## DATA FOR THIS TASK
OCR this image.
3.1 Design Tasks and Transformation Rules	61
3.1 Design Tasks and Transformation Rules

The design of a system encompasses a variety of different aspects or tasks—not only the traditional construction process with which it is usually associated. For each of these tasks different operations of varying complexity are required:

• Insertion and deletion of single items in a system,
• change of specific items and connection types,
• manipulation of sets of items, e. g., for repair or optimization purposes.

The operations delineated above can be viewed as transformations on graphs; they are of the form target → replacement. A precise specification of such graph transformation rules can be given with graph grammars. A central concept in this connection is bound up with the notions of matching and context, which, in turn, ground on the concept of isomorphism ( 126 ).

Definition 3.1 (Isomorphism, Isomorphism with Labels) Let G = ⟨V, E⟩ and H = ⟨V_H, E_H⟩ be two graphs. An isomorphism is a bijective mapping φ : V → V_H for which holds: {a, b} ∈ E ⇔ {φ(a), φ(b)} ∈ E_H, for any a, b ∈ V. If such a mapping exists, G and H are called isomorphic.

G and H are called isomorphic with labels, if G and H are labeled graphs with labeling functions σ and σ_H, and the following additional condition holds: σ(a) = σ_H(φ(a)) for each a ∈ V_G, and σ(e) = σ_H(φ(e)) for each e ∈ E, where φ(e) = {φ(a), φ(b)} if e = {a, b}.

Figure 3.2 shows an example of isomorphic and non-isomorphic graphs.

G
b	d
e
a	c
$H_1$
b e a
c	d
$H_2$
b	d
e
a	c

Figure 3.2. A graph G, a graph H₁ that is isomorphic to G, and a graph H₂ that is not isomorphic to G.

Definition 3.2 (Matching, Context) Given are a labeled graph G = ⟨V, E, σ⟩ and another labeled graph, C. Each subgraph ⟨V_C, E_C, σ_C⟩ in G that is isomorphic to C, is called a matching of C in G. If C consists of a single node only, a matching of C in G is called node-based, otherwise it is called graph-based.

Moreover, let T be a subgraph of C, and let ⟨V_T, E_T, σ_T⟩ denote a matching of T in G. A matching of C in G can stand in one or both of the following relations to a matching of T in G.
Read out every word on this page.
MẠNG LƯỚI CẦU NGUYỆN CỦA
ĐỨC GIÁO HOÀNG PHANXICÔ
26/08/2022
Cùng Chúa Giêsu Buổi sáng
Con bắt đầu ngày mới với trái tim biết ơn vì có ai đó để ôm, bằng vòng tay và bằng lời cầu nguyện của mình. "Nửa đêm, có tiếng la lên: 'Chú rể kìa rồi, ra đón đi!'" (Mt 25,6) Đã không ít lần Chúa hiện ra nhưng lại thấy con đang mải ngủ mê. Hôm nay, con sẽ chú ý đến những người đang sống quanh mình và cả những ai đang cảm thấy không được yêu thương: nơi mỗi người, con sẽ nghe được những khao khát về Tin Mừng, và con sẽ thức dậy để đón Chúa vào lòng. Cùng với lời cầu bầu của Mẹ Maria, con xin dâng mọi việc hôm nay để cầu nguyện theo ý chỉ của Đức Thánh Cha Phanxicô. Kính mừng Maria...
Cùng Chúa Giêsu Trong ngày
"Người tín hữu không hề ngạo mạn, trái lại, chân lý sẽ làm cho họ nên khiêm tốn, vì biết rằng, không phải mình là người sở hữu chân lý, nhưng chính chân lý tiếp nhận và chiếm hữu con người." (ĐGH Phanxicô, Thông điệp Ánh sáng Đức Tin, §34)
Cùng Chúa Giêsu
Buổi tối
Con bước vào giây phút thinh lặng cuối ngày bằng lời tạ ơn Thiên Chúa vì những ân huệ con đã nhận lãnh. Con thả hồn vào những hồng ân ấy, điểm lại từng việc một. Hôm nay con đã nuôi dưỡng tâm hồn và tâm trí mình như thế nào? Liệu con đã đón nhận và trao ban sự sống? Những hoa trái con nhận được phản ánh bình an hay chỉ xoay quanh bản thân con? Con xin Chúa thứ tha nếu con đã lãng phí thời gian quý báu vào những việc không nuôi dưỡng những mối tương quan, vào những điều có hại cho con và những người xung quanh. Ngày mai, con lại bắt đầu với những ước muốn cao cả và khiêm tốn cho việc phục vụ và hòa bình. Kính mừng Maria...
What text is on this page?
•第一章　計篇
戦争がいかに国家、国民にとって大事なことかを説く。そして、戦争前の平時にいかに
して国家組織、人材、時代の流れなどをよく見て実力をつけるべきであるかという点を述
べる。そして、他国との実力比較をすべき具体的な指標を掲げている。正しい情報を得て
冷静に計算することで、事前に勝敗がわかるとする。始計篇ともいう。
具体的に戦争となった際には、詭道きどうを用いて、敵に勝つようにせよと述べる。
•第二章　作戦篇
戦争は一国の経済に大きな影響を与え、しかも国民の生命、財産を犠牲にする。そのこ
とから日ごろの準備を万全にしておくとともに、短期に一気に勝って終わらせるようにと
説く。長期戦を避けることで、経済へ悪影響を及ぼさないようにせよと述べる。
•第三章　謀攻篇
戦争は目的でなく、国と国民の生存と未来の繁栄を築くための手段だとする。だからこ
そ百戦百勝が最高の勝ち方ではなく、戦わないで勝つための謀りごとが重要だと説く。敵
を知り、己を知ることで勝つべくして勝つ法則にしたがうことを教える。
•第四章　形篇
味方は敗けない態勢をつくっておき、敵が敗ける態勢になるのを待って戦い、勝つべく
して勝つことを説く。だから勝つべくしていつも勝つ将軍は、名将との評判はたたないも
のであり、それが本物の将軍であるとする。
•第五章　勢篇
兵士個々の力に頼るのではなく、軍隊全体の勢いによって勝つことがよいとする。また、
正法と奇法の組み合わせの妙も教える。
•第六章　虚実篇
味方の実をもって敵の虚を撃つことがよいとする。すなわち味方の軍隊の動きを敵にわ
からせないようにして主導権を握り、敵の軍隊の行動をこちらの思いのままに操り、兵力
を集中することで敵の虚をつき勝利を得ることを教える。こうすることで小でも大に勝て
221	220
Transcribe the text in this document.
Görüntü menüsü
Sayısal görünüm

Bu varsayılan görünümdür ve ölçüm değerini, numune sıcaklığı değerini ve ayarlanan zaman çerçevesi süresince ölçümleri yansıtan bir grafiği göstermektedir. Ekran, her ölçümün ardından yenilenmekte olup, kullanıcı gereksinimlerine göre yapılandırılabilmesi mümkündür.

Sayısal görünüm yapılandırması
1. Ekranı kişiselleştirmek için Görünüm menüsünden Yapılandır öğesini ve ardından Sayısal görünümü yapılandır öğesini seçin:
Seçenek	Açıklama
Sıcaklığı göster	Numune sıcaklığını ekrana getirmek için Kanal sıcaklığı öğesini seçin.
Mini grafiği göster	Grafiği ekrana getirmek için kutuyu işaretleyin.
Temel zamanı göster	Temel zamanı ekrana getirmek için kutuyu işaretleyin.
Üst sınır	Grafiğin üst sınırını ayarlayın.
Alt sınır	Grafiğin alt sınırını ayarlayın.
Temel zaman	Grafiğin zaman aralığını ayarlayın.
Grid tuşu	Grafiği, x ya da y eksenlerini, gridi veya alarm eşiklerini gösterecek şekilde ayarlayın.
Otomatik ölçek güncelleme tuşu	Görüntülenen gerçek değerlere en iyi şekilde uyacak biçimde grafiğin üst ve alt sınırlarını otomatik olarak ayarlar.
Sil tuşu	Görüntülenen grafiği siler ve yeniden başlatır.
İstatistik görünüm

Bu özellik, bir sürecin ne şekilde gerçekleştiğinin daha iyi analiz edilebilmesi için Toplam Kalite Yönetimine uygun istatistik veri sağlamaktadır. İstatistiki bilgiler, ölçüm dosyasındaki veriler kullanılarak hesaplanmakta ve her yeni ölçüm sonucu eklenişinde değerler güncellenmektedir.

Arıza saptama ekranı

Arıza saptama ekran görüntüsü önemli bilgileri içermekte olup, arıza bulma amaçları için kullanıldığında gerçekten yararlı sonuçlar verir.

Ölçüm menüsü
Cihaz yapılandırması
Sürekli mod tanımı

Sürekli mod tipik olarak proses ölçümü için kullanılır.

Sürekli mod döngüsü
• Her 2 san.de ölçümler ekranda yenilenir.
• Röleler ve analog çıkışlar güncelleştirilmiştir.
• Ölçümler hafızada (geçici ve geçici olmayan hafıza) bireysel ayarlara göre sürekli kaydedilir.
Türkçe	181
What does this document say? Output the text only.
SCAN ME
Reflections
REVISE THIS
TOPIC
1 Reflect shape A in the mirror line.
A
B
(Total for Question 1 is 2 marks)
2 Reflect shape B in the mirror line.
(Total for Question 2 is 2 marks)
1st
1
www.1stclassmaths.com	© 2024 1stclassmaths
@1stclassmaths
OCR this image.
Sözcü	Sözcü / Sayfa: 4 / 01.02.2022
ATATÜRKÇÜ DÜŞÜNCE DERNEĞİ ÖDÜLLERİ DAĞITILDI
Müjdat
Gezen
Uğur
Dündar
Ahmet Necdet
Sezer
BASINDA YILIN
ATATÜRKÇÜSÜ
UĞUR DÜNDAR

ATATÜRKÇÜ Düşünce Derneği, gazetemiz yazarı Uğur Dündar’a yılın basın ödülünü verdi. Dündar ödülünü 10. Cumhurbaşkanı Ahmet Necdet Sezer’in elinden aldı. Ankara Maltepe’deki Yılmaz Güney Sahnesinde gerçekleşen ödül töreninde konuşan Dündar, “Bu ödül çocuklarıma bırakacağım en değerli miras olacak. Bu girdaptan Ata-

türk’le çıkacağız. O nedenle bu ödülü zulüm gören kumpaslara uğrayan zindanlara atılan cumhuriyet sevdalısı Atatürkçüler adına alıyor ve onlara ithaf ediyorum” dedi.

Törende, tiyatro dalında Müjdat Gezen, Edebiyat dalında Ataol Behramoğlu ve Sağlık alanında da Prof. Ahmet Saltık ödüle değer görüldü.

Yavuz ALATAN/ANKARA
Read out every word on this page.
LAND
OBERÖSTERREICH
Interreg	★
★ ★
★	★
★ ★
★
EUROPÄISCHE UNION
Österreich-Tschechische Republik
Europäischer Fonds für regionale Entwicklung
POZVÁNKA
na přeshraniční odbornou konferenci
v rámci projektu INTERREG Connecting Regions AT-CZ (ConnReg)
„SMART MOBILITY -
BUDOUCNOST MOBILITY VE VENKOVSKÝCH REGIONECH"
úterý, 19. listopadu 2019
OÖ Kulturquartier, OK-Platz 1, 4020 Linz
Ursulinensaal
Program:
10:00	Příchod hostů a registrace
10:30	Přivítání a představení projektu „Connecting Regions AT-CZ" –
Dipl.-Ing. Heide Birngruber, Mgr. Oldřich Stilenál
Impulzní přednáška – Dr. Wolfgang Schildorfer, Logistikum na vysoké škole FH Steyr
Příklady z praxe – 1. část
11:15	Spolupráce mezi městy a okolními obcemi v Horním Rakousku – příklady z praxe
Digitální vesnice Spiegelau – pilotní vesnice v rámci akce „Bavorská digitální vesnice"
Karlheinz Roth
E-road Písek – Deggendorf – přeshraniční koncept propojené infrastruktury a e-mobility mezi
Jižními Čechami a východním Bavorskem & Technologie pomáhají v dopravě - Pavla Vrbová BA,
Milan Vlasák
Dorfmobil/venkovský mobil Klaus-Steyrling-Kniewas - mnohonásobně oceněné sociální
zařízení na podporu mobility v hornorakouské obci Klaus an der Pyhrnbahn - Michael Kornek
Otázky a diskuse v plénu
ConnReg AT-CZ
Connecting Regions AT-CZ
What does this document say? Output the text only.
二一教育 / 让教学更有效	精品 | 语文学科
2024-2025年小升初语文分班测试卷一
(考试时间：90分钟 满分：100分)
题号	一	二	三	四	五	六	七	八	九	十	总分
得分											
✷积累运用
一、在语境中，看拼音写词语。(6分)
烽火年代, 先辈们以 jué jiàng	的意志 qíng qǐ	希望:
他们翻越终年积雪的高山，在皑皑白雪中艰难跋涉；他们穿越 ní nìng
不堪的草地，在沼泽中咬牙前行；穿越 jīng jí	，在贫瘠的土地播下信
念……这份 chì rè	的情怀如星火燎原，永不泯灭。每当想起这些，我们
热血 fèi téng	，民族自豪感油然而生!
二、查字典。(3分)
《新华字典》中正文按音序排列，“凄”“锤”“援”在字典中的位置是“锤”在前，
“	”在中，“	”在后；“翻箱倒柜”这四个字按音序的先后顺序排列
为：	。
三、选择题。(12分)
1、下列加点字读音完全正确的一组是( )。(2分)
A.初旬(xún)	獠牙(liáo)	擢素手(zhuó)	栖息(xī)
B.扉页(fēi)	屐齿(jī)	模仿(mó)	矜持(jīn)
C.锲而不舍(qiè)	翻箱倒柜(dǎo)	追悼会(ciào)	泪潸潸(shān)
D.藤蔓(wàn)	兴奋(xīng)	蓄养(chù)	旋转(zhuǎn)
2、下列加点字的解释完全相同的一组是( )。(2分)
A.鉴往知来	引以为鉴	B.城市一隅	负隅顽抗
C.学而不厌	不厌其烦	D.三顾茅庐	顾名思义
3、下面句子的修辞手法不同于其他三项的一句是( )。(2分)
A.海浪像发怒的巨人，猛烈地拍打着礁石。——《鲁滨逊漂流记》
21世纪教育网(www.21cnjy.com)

## INSTRUCTIONS FOR THE TASK
On how many lines does the word "isomorphic" appear? Answer with only the number.

## RESPONSE
5